→ **Your task**
Tally the lines in the listing below that contain "Trump" and report the tally alone.

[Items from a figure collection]

►

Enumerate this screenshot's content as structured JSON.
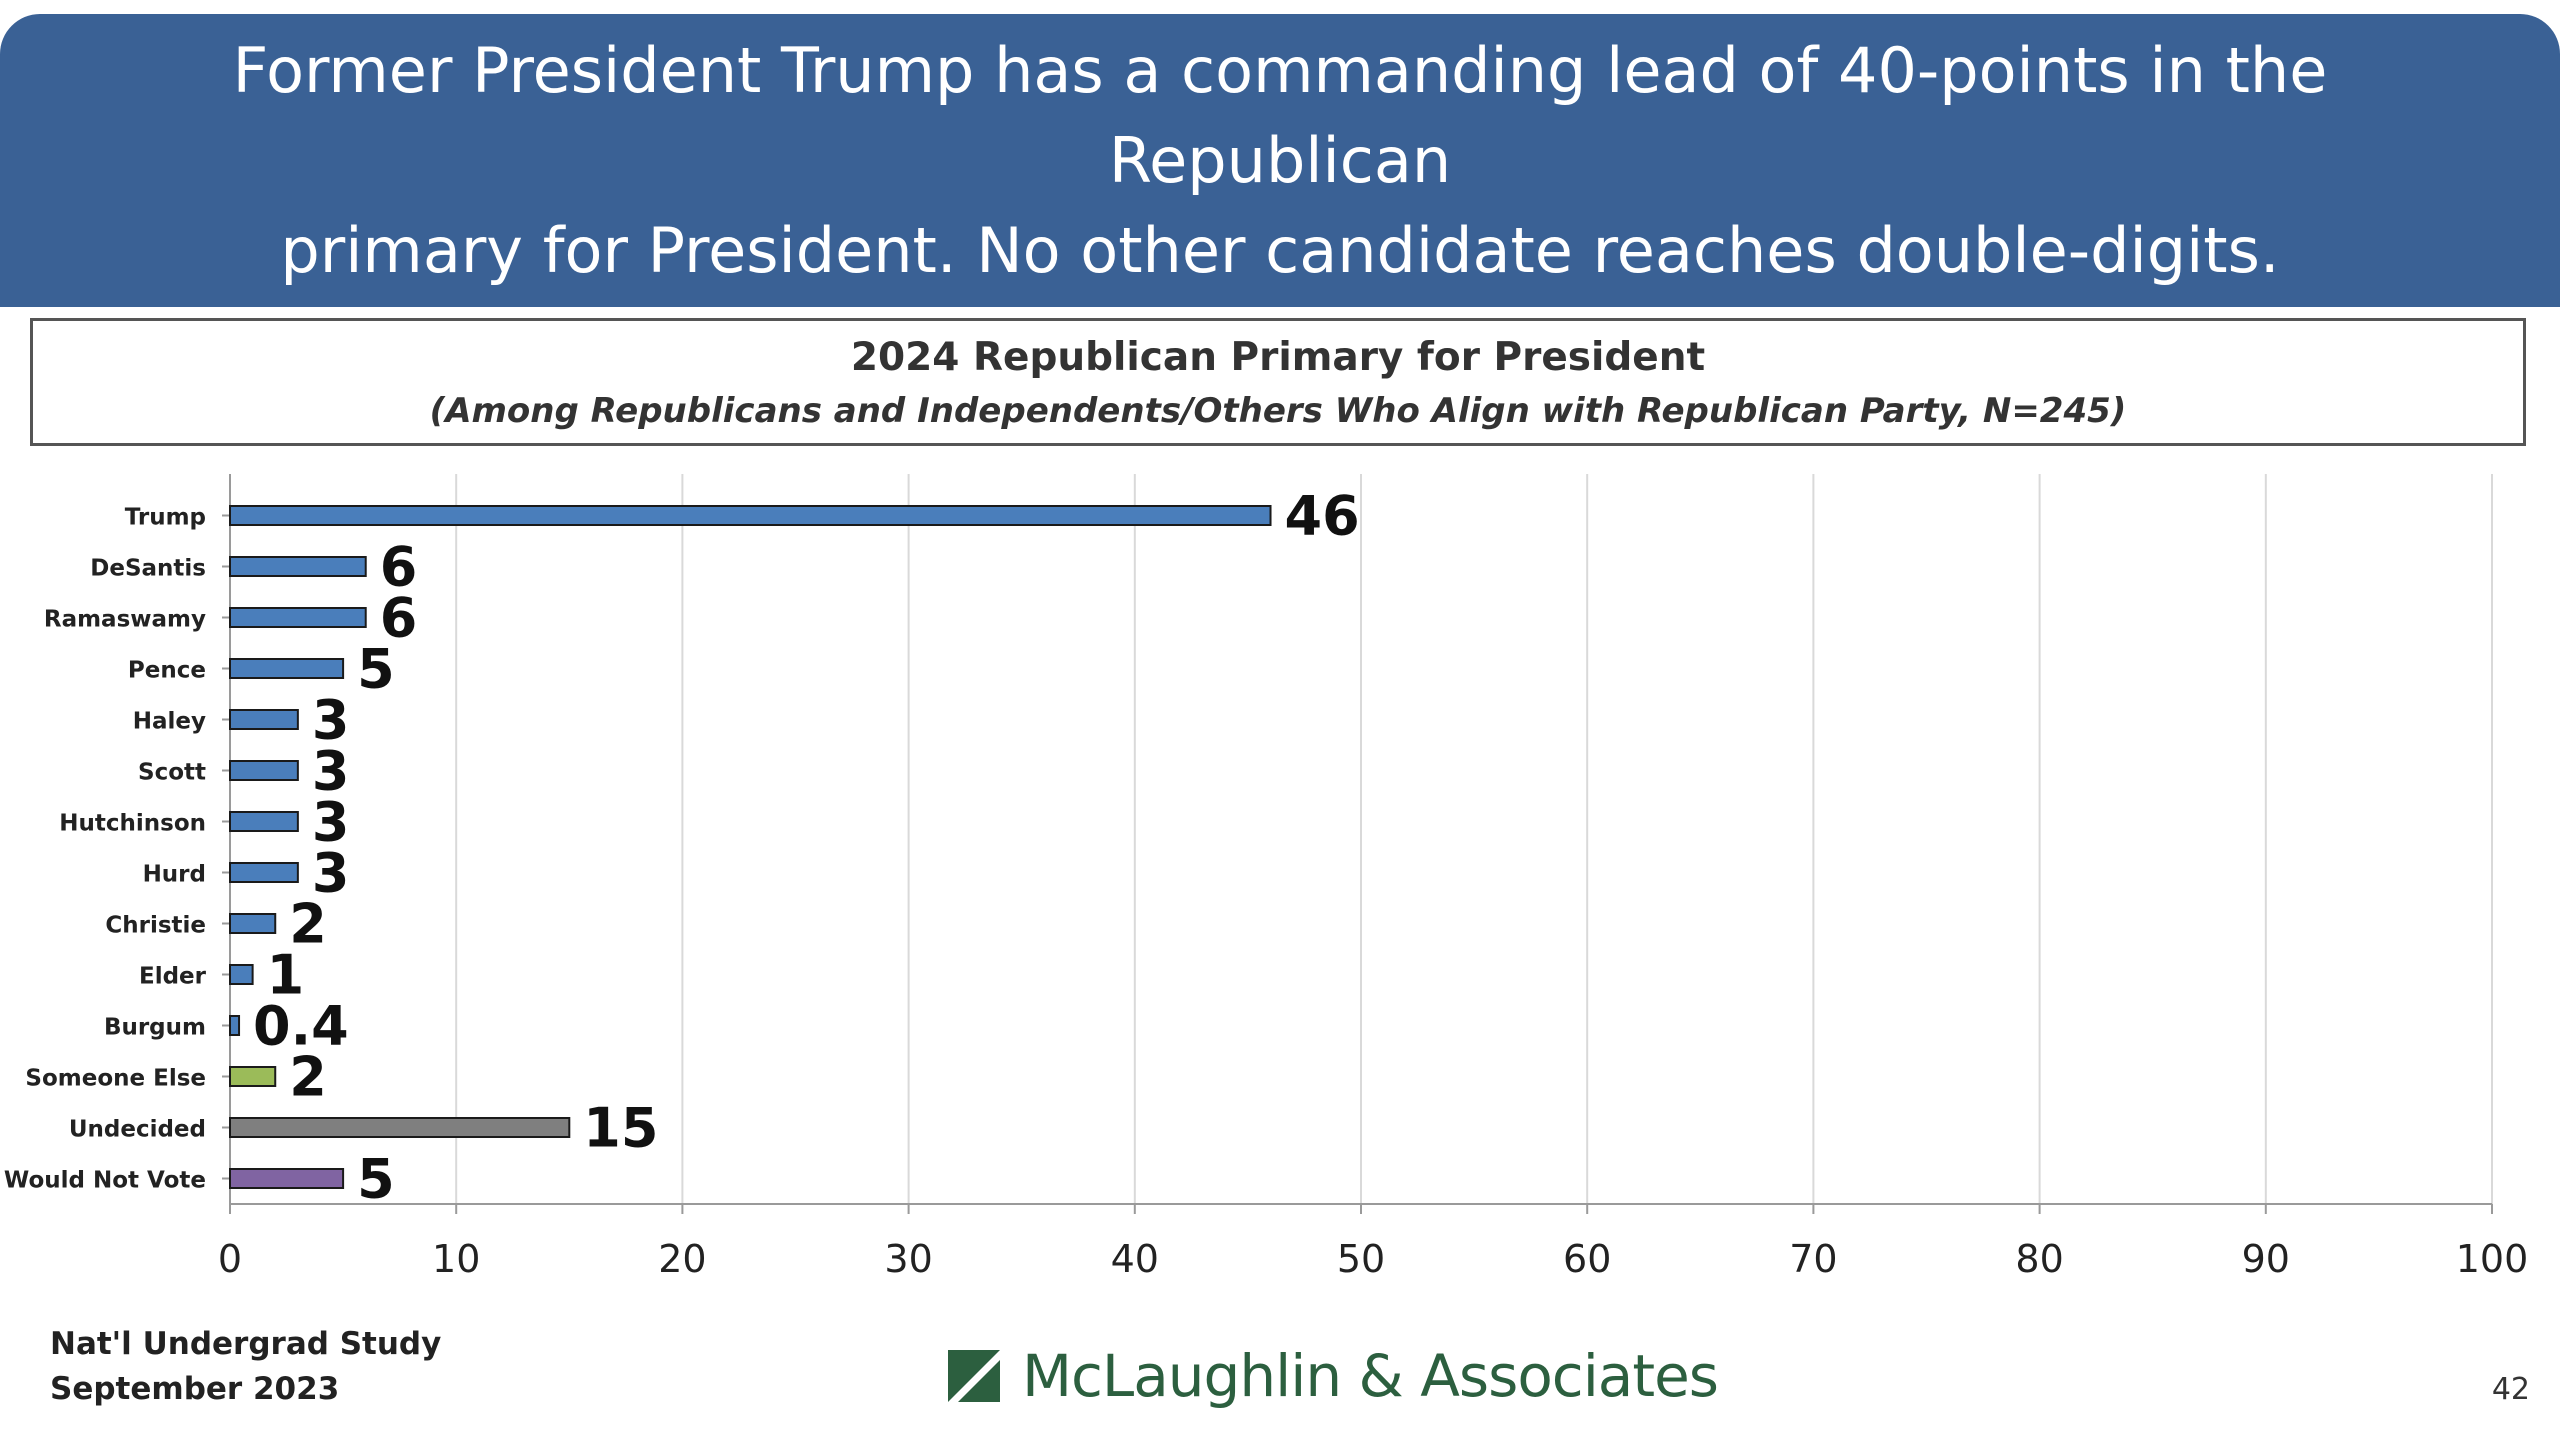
{
  "header": {
    "line1": "Former President Trump has a commanding lead of 40-points in the Republican",
    "line2": "primary for President. No other candidate reaches double-digits."
  },
  "chart_data": {
    "type": "bar",
    "orientation": "horizontal",
    "title": "2024 Republican Primary for President",
    "subtitle": "(Among Republicans and Independents/Others Who Align with Republican Party, N=245)",
    "categories": [
      "Trump",
      "DeSantis",
      "Ramaswamy",
      "Pence",
      "Haley",
      "Scott",
      "Hutchinson",
      "Hurd",
      "Christie",
      "Elder",
      "Burgum",
      "Someone Else",
      "Undecided",
      "Would Not Vote"
    ],
    "values": [
      46,
      6,
      6,
      5,
      3,
      3,
      3,
      3,
      2,
      1,
      0.4,
      2,
      15,
      5
    ],
    "value_labels": [
      "46",
      "6",
      "6",
      "5",
      "3",
      "3",
      "3",
      "3",
      "2",
      "1",
      "0.4",
      "2",
      "15",
      "5"
    ],
    "bar_colors": [
      "#4a7ebb",
      "#4a7ebb",
      "#4a7ebb",
      "#4a7ebb",
      "#4a7ebb",
      "#4a7ebb",
      "#4a7ebb",
      "#4a7ebb",
      "#4a7ebb",
      "#4a7ebb",
      "#4a7ebb",
      "#9bbb59",
      "#7f7f7f",
      "#8064a2"
    ],
    "xlim": [
      0,
      100
    ],
    "xticks": [
      0,
      10,
      20,
      30,
      40,
      50,
      60,
      70,
      80,
      90,
      100
    ],
    "grid": true,
    "legend": "none"
  },
  "footer": {
    "source_line1": "Nat'l Undergrad Study",
    "source_line2": "September 2023",
    "logo_text": "McLaughlin & Associates",
    "page_number": "42"
  },
  "colors": {
    "banner": "#3a6195",
    "logo_green": "#2c5f3f",
    "grid": "#d9d9d9"
  }
}
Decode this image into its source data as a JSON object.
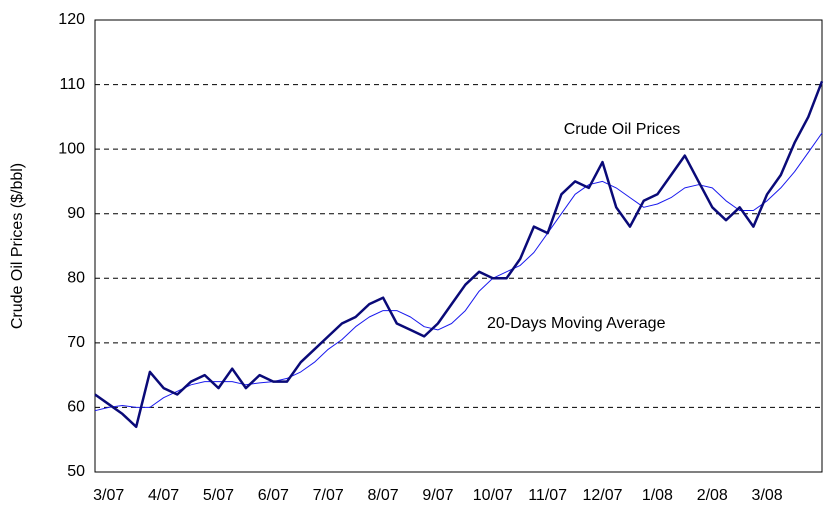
{
  "chart_data": {
    "type": "line",
    "y_label": "Crude Oil Prices ($/bbl)",
    "categories": [
      null,
      "3/07",
      null,
      null,
      null,
      "4/07",
      null,
      null,
      null,
      "5/07",
      null,
      null,
      null,
      "6/07",
      null,
      null,
      null,
      "7/07",
      null,
      null,
      null,
      "8/07",
      null,
      null,
      null,
      "9/07",
      null,
      null,
      null,
      "10/07",
      null,
      null,
      null,
      "11/07",
      null,
      null,
      null,
      "12/07",
      null,
      null,
      null,
      "1/08",
      null,
      null,
      null,
      "2/08",
      null,
      null,
      null,
      "3/08",
      null,
      null,
      null,
      null
    ],
    "series": [
      {
        "name": "Crude Oil Prices",
        "color": "#0a0a78",
        "width": 2.5,
        "values": [
          62,
          60.5,
          59,
          57,
          65.5,
          63,
          62,
          64,
          65,
          63,
          66,
          63,
          65,
          64,
          64,
          67,
          69,
          71,
          73,
          74,
          76,
          77,
          73,
          72,
          71,
          73,
          76,
          79,
          81,
          80,
          80,
          83,
          88,
          87,
          93,
          95,
          94,
          98,
          91,
          88,
          92,
          93,
          96,
          99,
          95,
          91,
          89,
          91,
          88,
          93,
          96,
          101,
          105,
          110.5
        ]
      },
      {
        "name": "20-Days Moving Average",
        "color": "#1a1aee",
        "width": 1,
        "values": [
          59.5,
          60,
          60.3,
          60,
          60,
          61.5,
          62.5,
          63.5,
          64,
          64,
          64,
          63.5,
          63.8,
          64,
          64.5,
          65.5,
          67,
          69,
          70.5,
          72.5,
          74,
          75,
          75,
          74,
          72.5,
          72,
          73,
          75,
          78,
          80,
          81,
          82,
          84,
          87,
          90,
          93,
          94.5,
          95,
          94,
          92.5,
          91,
          91.5,
          92.5,
          94,
          94.5,
          94,
          92,
          90.5,
          90.5,
          92,
          94,
          96.5,
          99.5,
          102.5
        ]
      }
    ],
    "ylim": [
      50,
      120
    ],
    "yticks": [
      50,
      60,
      70,
      80,
      90,
      100,
      110,
      120
    ],
    "grid": true
  }
}
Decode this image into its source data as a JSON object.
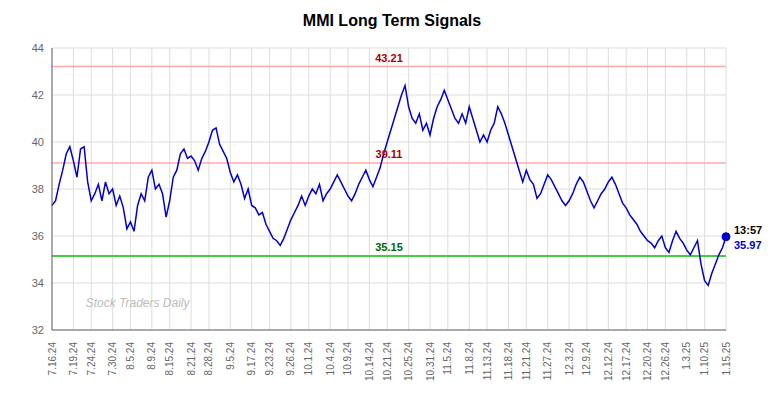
{
  "chart_data": {
    "type": "line",
    "title": "MMI Long Term Signals",
    "color": "#0000cc",
    "grid": true,
    "ylim": [
      32,
      44
    ],
    "yticks": [
      32,
      34,
      36,
      38,
      40,
      42,
      44
    ],
    "watermark": "Stock Traders Daily",
    "hlines": [
      {
        "value": 43.21,
        "label": "43.21",
        "color": "#ffaaaa",
        "label_color": "#aa0000"
      },
      {
        "value": 39.11,
        "label": "39.11",
        "color": "#ffaaaa",
        "label_color": "#aa0000"
      },
      {
        "value": 35.15,
        "label": "35.15",
        "color": "#44cc44",
        "label_color": "#006600"
      }
    ],
    "last_point": {
      "label": "13:57",
      "value": 35.97
    },
    "categories": [
      "7.16.24",
      null,
      null,
      null,
      null,
      null,
      "7.19.24",
      null,
      null,
      null,
      null,
      "7.24.24",
      null,
      null,
      null,
      null,
      null,
      "7.30.24",
      null,
      null,
      null,
      null,
      "8.5.24",
      null,
      null,
      null,
      null,
      null,
      "8.9.24",
      null,
      null,
      null,
      null,
      "8.15.24",
      null,
      null,
      null,
      null,
      null,
      "8.21.24",
      null,
      null,
      null,
      null,
      "8.28.24",
      null,
      null,
      null,
      null,
      null,
      "9.5.24",
      null,
      null,
      null,
      null,
      null,
      "9.17.24",
      null,
      null,
      null,
      null,
      "9.23.24",
      null,
      null,
      null,
      null,
      null,
      "9.26.24",
      null,
      null,
      null,
      null,
      "10.1.24",
      null,
      null,
      null,
      null,
      null,
      "10.4.24",
      null,
      null,
      null,
      null,
      "10.9.24",
      null,
      null,
      null,
      null,
      null,
      "10.14.24",
      null,
      null,
      null,
      null,
      "10.21.24",
      null,
      null,
      null,
      null,
      null,
      "10.25.24",
      null,
      null,
      null,
      null,
      null,
      "10.31.24",
      null,
      null,
      null,
      null,
      "11.5.24",
      null,
      null,
      null,
      null,
      null,
      "11.8.24",
      null,
      null,
      null,
      null,
      "11.13.24",
      null,
      null,
      null,
      null,
      null,
      "11.18.24",
      null,
      null,
      null,
      null,
      "11.21.24",
      null,
      null,
      null,
      null,
      null,
      "11.27.24",
      null,
      null,
      null,
      null,
      null,
      "12.3.24",
      null,
      null,
      null,
      null,
      "12.9.24",
      null,
      null,
      null,
      null,
      null,
      "12.12.24",
      null,
      null,
      null,
      null,
      "12.17.24",
      null,
      null,
      null,
      null,
      null,
      "12.20.24",
      null,
      null,
      null,
      null,
      "12.26.24",
      null,
      null,
      null,
      null,
      null,
      "1.3.25",
      null,
      null,
      null,
      null,
      "1.10.25",
      null,
      null,
      null,
      null,
      null,
      "1.15.25"
    ],
    "values": [
      37.3,
      37.5,
      38.2,
      38.8,
      39.5,
      39.8,
      39.2,
      38.5,
      39.7,
      39.8,
      38.3,
      37.5,
      37.8,
      38.2,
      37.5,
      38.3,
      37.8,
      38.0,
      37.3,
      37.7,
      37.2,
      36.3,
      36.6,
      36.2,
      37.3,
      37.8,
      37.5,
      38.5,
      38.8,
      38.0,
      38.2,
      37.8,
      36.8,
      37.5,
      38.5,
      38.8,
      39.5,
      39.7,
      39.3,
      39.4,
      39.2,
      38.8,
      39.3,
      39.6,
      40.0,
      40.5,
      40.6,
      39.9,
      39.6,
      39.3,
      38.7,
      38.3,
      38.6,
      38.2,
      37.6,
      38.0,
      37.3,
      37.2,
      36.9,
      37.0,
      36.5,
      36.2,
      35.9,
      35.8,
      35.6,
      35.9,
      36.3,
      36.7,
      37.0,
      37.3,
      37.7,
      37.3,
      37.7,
      38.0,
      37.8,
      38.2,
      37.5,
      37.8,
      38.0,
      38.3,
      38.6,
      38.3,
      38.0,
      37.7,
      37.5,
      37.8,
      38.2,
      38.5,
      38.8,
      38.4,
      38.1,
      38.5,
      38.9,
      39.5,
      40.0,
      40.5,
      41.0,
      41.5,
      42.0,
      42.4,
      41.5,
      41.0,
      40.8,
      41.2,
      40.5,
      40.8,
      40.3,
      41.0,
      41.5,
      41.8,
      42.2,
      41.8,
      41.4,
      41.0,
      40.8,
      41.2,
      40.8,
      41.5,
      41.0,
      40.5,
      40.0,
      40.3,
      40.0,
      40.5,
      40.8,
      41.5,
      41.2,
      40.8,
      40.3,
      39.8,
      39.3,
      38.8,
      38.3,
      38.8,
      38.4,
      38.2,
      37.6,
      37.8,
      38.2,
      38.6,
      38.4,
      38.1,
      37.8,
      37.5,
      37.3,
      37.5,
      37.8,
      38.2,
      38.5,
      38.3,
      37.9,
      37.5,
      37.2,
      37.5,
      37.8,
      38.0,
      38.3,
      38.5,
      38.2,
      37.8,
      37.4,
      37.2,
      36.9,
      36.7,
      36.5,
      36.2,
      36.0,
      35.8,
      35.7,
      35.5,
      35.8,
      36.0,
      35.5,
      35.3,
      35.8,
      36.2,
      35.9,
      35.7,
      35.4,
      35.2,
      35.5,
      35.8,
      34.8,
      34.1,
      33.9,
      34.4,
      34.8,
      35.2,
      35.5,
      35.97
    ]
  }
}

◄

→ **Response to the exercise**
2